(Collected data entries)
————
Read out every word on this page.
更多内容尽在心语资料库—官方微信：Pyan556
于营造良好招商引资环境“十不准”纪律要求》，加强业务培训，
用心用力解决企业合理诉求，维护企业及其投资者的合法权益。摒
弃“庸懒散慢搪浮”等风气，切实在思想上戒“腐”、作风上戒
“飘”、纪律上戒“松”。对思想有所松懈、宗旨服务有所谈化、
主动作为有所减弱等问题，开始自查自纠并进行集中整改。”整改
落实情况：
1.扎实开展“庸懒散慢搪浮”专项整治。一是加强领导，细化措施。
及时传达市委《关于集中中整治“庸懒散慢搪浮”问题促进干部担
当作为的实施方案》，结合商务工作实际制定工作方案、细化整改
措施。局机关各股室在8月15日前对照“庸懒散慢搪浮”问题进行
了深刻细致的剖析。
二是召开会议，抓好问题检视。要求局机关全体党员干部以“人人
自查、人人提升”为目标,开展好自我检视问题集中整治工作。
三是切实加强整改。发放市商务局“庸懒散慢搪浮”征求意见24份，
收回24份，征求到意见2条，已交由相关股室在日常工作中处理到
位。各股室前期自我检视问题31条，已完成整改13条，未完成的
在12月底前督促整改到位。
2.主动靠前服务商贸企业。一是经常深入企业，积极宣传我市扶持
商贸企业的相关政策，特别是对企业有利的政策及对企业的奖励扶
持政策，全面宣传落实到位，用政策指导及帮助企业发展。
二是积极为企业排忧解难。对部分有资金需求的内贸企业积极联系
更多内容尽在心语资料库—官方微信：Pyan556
————
Extract the full listing above without altering anything.

▸ Solution to this problem:
Read out every word on this page.
更多内容尽在心语资料库—官方微信：Pyan556
于营造良好招商引资环境“十不准”纪律要求》，加强业务培训，
用心用力解决企业合理诉求，维护企业及其投资者的合法权益。摒
弃“庸懒散慢搪浮”等风气，切实在思想上戒“腐”、作风上戒
“飘”、纪律上戒“松”。对思想有所松懈、宗旨服务有所谈化、
主动作为有所减弱等问题，开始自查自纠并进行集中整改。”整改
落实情况：
1.扎实开展“庸懒散慢搪浮”专项整治。一是加强领导，细化措施。
及时传达市委《关于集中中整治“庸懒散慢搪浮”问题促进干部担
当作为的实施方案》，结合商务工作实际制定工作方案、细化整改
措施。局机关各股室在8月15日前对照“庸懒散慢搪浮”问题进行
了深刻细致的剖析。
二是召开会议，抓好问题检视。要求局机关全体党员干部以“人人
自查、人人提升”为目标,开展好自我检视问题集中整治工作。
三是切实加强整改。发放市商务局“庸懒散慢搪浮”征求意见24份，
收回24份，征求到意见2条，已交由相关股室在日常工作中处理到
位。各股室前期自我检视问题31条，已完成整改13条，未完成的
在12月底前督促整改到位。
2.主动靠前服务商贸企业。一是经常深入企业，积极宣传我市扶持
商贸企业的相关政策，特别是对企业有利的政策及对企业的奖励扶
持政策，全面宣传落实到位，用政策指导及帮助企业发展。
二是积极为企业排忧解难。对部分有资金需求的内贸企业积极联系
更多内容尽在心语资料库—官方微信：Pyan556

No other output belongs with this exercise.